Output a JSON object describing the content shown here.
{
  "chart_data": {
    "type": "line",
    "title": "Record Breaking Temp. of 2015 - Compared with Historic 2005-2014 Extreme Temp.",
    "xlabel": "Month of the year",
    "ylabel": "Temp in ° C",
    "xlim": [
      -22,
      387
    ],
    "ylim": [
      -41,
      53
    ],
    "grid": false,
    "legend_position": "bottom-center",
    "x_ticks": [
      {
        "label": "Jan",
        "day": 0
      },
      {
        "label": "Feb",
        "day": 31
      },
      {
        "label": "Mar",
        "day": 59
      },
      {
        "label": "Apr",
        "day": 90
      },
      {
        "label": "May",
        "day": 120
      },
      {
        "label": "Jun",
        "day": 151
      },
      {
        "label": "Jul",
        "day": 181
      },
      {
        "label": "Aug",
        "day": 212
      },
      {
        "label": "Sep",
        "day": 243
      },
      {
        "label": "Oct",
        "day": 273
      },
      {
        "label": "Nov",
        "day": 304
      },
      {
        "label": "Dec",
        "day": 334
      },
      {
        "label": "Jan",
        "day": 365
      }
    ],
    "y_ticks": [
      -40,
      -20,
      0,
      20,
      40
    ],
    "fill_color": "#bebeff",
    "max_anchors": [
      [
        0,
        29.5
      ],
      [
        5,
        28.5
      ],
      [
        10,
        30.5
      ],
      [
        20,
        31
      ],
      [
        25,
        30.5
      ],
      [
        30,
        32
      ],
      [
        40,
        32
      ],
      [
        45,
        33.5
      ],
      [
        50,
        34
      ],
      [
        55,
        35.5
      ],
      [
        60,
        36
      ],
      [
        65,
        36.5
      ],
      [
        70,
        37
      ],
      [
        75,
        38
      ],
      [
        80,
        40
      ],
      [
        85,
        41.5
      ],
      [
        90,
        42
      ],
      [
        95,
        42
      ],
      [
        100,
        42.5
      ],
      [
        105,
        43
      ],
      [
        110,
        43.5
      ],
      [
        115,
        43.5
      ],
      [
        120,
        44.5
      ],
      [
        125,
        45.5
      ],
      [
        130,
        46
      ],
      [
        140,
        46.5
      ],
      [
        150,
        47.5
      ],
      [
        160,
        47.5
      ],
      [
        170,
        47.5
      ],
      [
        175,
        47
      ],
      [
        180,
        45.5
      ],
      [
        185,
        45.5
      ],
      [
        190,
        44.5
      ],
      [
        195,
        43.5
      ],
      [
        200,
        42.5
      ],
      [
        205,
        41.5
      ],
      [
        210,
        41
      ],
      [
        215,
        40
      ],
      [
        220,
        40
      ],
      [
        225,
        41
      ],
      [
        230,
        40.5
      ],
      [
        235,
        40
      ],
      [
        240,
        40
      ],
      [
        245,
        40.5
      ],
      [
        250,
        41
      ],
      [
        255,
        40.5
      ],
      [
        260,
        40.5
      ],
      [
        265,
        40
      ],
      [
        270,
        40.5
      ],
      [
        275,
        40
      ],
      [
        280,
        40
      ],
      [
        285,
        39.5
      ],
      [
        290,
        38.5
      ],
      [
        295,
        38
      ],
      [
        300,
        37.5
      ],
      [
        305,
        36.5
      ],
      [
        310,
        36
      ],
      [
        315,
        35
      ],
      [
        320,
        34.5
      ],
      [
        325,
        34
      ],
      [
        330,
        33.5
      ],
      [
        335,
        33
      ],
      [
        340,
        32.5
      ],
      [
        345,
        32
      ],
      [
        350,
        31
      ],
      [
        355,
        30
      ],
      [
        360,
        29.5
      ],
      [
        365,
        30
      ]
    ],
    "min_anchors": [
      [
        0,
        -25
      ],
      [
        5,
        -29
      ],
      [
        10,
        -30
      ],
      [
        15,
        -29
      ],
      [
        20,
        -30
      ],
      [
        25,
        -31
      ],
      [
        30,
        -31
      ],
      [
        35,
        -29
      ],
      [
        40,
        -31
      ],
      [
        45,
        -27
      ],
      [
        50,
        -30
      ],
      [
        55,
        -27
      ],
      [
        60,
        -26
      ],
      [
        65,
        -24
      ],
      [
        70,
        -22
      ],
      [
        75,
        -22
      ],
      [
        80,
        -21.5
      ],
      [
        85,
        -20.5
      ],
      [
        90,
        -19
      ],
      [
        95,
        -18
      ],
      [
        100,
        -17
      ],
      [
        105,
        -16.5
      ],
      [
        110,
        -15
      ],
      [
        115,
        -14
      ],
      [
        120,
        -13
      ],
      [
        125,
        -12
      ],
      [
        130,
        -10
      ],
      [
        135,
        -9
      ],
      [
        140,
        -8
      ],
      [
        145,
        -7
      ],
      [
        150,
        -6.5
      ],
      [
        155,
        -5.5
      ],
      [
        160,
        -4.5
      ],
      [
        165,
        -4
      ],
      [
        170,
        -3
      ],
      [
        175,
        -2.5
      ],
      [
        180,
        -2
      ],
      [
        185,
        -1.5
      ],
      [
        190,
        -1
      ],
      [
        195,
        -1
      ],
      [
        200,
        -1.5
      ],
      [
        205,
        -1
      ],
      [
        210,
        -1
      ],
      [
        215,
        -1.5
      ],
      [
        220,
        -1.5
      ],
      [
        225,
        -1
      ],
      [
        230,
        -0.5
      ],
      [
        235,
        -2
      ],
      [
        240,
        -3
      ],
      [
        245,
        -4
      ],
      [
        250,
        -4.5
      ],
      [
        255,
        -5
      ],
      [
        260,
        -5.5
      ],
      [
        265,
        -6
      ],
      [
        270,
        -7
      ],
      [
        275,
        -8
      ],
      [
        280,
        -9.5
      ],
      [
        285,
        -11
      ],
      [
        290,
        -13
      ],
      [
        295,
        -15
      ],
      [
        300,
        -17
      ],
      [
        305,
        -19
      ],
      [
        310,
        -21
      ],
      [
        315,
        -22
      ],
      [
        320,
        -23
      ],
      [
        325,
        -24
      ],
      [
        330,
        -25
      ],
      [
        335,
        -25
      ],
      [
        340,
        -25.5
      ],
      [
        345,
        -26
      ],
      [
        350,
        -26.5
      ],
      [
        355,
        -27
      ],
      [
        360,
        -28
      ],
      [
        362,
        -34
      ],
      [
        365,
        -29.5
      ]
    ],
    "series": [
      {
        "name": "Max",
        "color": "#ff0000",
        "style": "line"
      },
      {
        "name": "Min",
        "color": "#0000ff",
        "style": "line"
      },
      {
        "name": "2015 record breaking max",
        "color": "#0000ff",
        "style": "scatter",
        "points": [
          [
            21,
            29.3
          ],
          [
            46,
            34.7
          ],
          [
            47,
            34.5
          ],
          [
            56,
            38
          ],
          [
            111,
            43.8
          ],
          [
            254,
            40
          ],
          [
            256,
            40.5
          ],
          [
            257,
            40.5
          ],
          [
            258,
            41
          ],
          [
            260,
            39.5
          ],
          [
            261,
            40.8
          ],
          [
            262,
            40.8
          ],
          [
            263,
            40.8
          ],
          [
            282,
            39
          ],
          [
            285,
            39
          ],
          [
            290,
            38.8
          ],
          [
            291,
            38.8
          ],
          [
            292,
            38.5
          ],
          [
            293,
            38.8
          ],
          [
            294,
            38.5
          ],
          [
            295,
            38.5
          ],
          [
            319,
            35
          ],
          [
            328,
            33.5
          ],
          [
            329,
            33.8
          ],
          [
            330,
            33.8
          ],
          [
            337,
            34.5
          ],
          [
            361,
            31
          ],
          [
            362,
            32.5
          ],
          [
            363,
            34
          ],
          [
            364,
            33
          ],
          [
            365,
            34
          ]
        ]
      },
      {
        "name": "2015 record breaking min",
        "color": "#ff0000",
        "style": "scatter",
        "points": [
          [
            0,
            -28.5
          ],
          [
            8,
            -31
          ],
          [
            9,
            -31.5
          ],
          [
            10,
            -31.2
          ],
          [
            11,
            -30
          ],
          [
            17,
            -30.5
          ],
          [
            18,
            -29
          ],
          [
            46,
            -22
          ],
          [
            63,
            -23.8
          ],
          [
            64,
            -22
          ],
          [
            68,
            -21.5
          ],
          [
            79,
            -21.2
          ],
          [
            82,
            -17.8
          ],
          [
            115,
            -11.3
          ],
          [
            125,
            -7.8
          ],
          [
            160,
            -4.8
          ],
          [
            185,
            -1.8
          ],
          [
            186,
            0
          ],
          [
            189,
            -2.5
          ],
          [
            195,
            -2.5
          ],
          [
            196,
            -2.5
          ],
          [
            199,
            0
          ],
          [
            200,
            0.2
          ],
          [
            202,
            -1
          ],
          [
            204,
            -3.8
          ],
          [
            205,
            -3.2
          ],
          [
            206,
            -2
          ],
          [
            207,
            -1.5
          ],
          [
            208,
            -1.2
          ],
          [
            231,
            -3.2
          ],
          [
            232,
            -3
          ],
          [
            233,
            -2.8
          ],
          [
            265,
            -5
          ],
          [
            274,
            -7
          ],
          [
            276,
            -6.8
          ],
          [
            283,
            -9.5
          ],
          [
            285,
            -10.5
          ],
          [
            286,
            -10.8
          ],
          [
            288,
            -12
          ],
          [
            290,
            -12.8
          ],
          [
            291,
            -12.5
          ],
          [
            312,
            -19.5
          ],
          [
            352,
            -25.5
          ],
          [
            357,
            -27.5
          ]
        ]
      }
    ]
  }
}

TASK GOAL:
Locate the lines above that contain "name" and copy them.

PROBLEM SOLUTION:
        "name": "Max",
        "name": "Min",
        "name": "2015 record breaking max",
        "name": "2015 record breaking min",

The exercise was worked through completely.